Brief - The records that follow are to be repeated without alteration.

Exercise material -
● ● ● ● ●
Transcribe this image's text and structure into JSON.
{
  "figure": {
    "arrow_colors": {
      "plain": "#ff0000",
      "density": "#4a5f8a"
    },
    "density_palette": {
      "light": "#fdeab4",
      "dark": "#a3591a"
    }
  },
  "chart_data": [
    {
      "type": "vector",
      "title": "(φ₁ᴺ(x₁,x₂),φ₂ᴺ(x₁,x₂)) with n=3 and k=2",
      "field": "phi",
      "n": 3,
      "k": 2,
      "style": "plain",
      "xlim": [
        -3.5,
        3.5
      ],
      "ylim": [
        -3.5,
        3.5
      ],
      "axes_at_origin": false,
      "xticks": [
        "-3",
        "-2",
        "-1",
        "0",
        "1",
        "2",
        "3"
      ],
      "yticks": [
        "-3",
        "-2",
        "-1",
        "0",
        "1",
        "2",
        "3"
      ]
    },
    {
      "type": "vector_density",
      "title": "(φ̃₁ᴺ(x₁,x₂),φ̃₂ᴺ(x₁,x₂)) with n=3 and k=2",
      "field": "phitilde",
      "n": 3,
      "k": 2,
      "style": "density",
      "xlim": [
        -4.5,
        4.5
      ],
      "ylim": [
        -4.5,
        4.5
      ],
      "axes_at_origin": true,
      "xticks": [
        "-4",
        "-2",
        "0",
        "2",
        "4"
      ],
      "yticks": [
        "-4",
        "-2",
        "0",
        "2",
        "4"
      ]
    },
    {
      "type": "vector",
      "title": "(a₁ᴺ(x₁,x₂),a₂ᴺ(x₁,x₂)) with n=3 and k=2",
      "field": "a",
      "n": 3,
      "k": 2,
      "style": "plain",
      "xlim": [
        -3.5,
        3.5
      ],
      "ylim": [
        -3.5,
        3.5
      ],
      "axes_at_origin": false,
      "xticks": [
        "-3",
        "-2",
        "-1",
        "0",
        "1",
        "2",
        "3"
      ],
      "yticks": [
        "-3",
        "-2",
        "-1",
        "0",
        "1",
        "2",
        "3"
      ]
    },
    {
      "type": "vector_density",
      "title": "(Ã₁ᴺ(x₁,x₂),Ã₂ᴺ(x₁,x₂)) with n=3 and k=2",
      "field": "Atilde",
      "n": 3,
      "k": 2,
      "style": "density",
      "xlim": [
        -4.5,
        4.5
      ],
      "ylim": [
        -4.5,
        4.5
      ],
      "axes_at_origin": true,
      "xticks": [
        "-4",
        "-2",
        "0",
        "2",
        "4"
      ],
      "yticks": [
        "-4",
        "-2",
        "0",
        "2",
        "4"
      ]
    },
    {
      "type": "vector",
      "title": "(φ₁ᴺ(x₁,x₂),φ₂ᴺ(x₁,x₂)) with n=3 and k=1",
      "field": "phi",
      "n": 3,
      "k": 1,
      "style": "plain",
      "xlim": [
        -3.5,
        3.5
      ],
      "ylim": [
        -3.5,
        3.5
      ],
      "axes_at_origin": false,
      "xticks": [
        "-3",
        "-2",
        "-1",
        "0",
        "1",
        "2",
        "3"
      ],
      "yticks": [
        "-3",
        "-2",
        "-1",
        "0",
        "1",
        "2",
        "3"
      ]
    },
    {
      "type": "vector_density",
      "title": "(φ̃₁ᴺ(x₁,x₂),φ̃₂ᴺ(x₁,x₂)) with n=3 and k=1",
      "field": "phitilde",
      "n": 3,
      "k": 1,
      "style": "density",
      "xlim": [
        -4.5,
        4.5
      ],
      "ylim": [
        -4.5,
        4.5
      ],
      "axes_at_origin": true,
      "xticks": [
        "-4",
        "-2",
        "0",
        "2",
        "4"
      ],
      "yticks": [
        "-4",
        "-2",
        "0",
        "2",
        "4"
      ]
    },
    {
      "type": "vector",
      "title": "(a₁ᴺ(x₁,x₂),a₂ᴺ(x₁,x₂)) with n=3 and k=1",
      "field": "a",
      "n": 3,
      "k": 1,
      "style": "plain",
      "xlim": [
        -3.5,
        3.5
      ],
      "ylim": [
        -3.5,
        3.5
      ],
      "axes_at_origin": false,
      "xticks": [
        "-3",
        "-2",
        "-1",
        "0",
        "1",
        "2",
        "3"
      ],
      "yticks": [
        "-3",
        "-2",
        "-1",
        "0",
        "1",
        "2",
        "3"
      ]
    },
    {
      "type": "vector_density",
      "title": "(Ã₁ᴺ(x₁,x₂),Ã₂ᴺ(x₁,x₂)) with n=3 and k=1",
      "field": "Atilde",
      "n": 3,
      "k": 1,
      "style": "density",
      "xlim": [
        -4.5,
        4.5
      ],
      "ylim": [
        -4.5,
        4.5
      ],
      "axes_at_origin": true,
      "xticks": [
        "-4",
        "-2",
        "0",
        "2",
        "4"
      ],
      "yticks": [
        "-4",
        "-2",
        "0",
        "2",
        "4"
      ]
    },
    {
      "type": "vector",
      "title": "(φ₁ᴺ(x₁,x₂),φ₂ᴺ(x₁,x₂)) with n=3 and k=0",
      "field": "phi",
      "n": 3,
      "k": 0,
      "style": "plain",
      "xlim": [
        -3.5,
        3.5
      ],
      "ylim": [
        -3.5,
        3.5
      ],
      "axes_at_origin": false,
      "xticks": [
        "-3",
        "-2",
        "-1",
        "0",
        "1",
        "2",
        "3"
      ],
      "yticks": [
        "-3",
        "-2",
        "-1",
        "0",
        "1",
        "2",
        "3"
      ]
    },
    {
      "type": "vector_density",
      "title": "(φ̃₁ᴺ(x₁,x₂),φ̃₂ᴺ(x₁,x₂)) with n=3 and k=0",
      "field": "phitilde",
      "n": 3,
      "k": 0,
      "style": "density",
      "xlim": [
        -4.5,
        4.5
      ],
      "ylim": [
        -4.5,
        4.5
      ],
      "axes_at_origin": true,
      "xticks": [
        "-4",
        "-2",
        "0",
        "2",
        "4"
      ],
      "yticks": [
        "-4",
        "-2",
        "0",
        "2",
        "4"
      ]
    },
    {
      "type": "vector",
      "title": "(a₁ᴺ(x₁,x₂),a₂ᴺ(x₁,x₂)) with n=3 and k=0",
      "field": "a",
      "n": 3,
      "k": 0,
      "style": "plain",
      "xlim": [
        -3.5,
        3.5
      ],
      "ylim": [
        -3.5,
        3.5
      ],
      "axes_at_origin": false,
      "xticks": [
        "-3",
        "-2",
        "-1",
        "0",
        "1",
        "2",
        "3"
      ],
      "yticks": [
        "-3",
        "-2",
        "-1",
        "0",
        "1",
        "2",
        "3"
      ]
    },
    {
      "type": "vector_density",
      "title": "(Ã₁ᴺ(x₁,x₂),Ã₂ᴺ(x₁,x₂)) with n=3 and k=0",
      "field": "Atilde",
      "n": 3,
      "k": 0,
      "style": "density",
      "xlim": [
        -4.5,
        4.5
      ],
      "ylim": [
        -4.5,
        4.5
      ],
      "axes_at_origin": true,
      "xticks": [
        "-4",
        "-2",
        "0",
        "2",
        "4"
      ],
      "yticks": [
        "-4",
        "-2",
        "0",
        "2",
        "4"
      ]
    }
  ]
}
● ● ● ● ●
Task solution -
Transcribe this image's text and structure into JSON.
{
  "figure": {
    "arrow_colors": {
      "plain": "#ff0000",
      "density": "#4a5f8a"
    },
    "density_palette": {
      "light": "#fdeab4",
      "dark": "#a3591a"
    }
  },
  "chart_data": [
    {
      "type": "vector",
      "title": "(φ₁ᴺ(x₁,x₂),φ₂ᴺ(x₁,x₂)) with n=3 and k=2",
      "field": "phi",
      "n": 3,
      "k": 2,
      "style": "plain",
      "xlim": [
        -3.5,
        3.5
      ],
      "ylim": [
        -3.5,
        3.5
      ],
      "axes_at_origin": false,
      "xticks": [
        "-3",
        "-2",
        "-1",
        "0",
        "1",
        "2",
        "3"
      ],
      "yticks": [
        "-3",
        "-2",
        "-1",
        "0",
        "1",
        "2",
        "3"
      ]
    },
    {
      "type": "vector_density",
      "title": "(φ̃₁ᴺ(x₁,x₂),φ̃₂ᴺ(x₁,x₂)) with n=3 and k=2",
      "field": "phitilde",
      "n": 3,
      "k": 2,
      "style": "density",
      "xlim": [
        -4.5,
        4.5
      ],
      "ylim": [
        -4.5,
        4.5
      ],
      "axes_at_origin": true,
      "xticks": [
        "-4",
        "-2",
        "0",
        "2",
        "4"
      ],
      "yticks": [
        "-4",
        "-2",
        "0",
        "2",
        "4"
      ]
    },
    {
      "type": "vector",
      "title": "(a₁ᴺ(x₁,x₂),a₂ᴺ(x₁,x₂)) with n=3 and k=2",
      "field": "a",
      "n": 3,
      "k": 2,
      "style": "plain",
      "xlim": [
        -3.5,
        3.5
      ],
      "ylim": [
        -3.5,
        3.5
      ],
      "axes_at_origin": false,
      "xticks": [
        "-3",
        "-2",
        "-1",
        "0",
        "1",
        "2",
        "3"
      ],
      "yticks": [
        "-3",
        "-2",
        "-1",
        "0",
        "1",
        "2",
        "3"
      ]
    },
    {
      "type": "vector_density",
      "title": "(Ã₁ᴺ(x₁,x₂),Ã₂ᴺ(x₁,x₂)) with n=3 and k=2",
      "field": "Atilde",
      "n": 3,
      "k": 2,
      "style": "density",
      "xlim": [
        -4.5,
        4.5
      ],
      "ylim": [
        -4.5,
        4.5
      ],
      "axes_at_origin": true,
      "xticks": [
        "-4",
        "-2",
        "0",
        "2",
        "4"
      ],
      "yticks": [
        "-4",
        "-2",
        "0",
        "2",
        "4"
      ]
    },
    {
      "type": "vector",
      "title": "(φ₁ᴺ(x₁,x₂),φ₂ᴺ(x₁,x₂)) with n=3 and k=1",
      "field": "phi",
      "n": 3,
      "k": 1,
      "style": "plain",
      "xlim": [
        -3.5,
        3.5
      ],
      "ylim": [
        -3.5,
        3.5
      ],
      "axes_at_origin": false,
      "xticks": [
        "-3",
        "-2",
        "-1",
        "0",
        "1",
        "2",
        "3"
      ],
      "yticks": [
        "-3",
        "-2",
        "-1",
        "0",
        "1",
        "2",
        "3"
      ]
    },
    {
      "type": "vector_density",
      "title": "(φ̃₁ᴺ(x₁,x₂),φ̃₂ᴺ(x₁,x₂)) with n=3 and k=1",
      "field": "phitilde",
      "n": 3,
      "k": 1,
      "style": "density",
      "xlim": [
        -4.5,
        4.5
      ],
      "ylim": [
        -4.5,
        4.5
      ],
      "axes_at_origin": true,
      "xticks": [
        "-4",
        "-2",
        "0",
        "2",
        "4"
      ],
      "yticks": [
        "-4",
        "-2",
        "0",
        "2",
        "4"
      ]
    },
    {
      "type": "vector",
      "title": "(a₁ᴺ(x₁,x₂),a₂ᴺ(x₁,x₂)) with n=3 and k=1",
      "field": "a",
      "n": 3,
      "k": 1,
      "style": "plain",
      "xlim": [
        -3.5,
        3.5
      ],
      "ylim": [
        -3.5,
        3.5
      ],
      "axes_at_origin": false,
      "xticks": [
        "-3",
        "-2",
        "-1",
        "0",
        "1",
        "2",
        "3"
      ],
      "yticks": [
        "-3",
        "-2",
        "-1",
        "0",
        "1",
        "2",
        "3"
      ]
    },
    {
      "type": "vector_density",
      "title": "(Ã₁ᴺ(x₁,x₂),Ã₂ᴺ(x₁,x₂)) with n=3 and k=1",
      "field": "Atilde",
      "n": 3,
      "k": 1,
      "style": "density",
      "xlim": [
        -4.5,
        4.5
      ],
      "ylim": [
        -4.5,
        4.5
      ],
      "axes_at_origin": true,
      "xticks": [
        "-4",
        "-2",
        "0",
        "2",
        "4"
      ],
      "yticks": [
        "-4",
        "-2",
        "0",
        "2",
        "4"
      ]
    },
    {
      "type": "vector",
      "title": "(φ₁ᴺ(x₁,x₂),φ₂ᴺ(x₁,x₂)) with n=3 and k=0",
      "field": "phi",
      "n": 3,
      "k": 0,
      "style": "plain",
      "xlim": [
        -3.5,
        3.5
      ],
      "ylim": [
        -3.5,
        3.5
      ],
      "axes_at_origin": false,
      "xticks": [
        "-3",
        "-2",
        "-1",
        "0",
        "1",
        "2",
        "3"
      ],
      "yticks": [
        "-3",
        "-2",
        "-1",
        "0",
        "1",
        "2",
        "3"
      ]
    },
    {
      "type": "vector_density",
      "title": "(φ̃₁ᴺ(x₁,x₂),φ̃₂ᴺ(x₁,x₂)) with n=3 and k=0",
      "field": "phitilde",
      "n": 3,
      "k": 0,
      "style": "density",
      "xlim": [
        -4.5,
        4.5
      ],
      "ylim": [
        -4.5,
        4.5
      ],
      "axes_at_origin": true,
      "xticks": [
        "-4",
        "-2",
        "0",
        "2",
        "4"
      ],
      "yticks": [
        "-4",
        "-2",
        "0",
        "2",
        "4"
      ]
    },
    {
      "type": "vector",
      "title": "(a₁ᴺ(x₁,x₂),a₂ᴺ(x₁,x₂)) with n=3 and k=0",
      "field": "a",
      "n": 3,
      "k": 0,
      "style": "plain",
      "xlim": [
        -3.5,
        3.5
      ],
      "ylim": [
        -3.5,
        3.5
      ],
      "axes_at_origin": false,
      "xticks": [
        "-3",
        "-2",
        "-1",
        "0",
        "1",
        "2",
        "3"
      ],
      "yticks": [
        "-3",
        "-2",
        "-1",
        "0",
        "1",
        "2",
        "3"
      ]
    },
    {
      "type": "vector_density",
      "title": "(Ã₁ᴺ(x₁,x₂),Ã₂ᴺ(x₁,x₂)) with n=3 and k=0",
      "field": "Atilde",
      "n": 3,
      "k": 0,
      "style": "density",
      "xlim": [
        -4.5,
        4.5
      ],
      "ylim": [
        -4.5,
        4.5
      ],
      "axes_at_origin": true,
      "xticks": [
        "-4",
        "-2",
        "0",
        "2",
        "4"
      ],
      "yticks": [
        "-4",
        "-2",
        "0",
        "2",
        "4"
      ]
    }
  ]
}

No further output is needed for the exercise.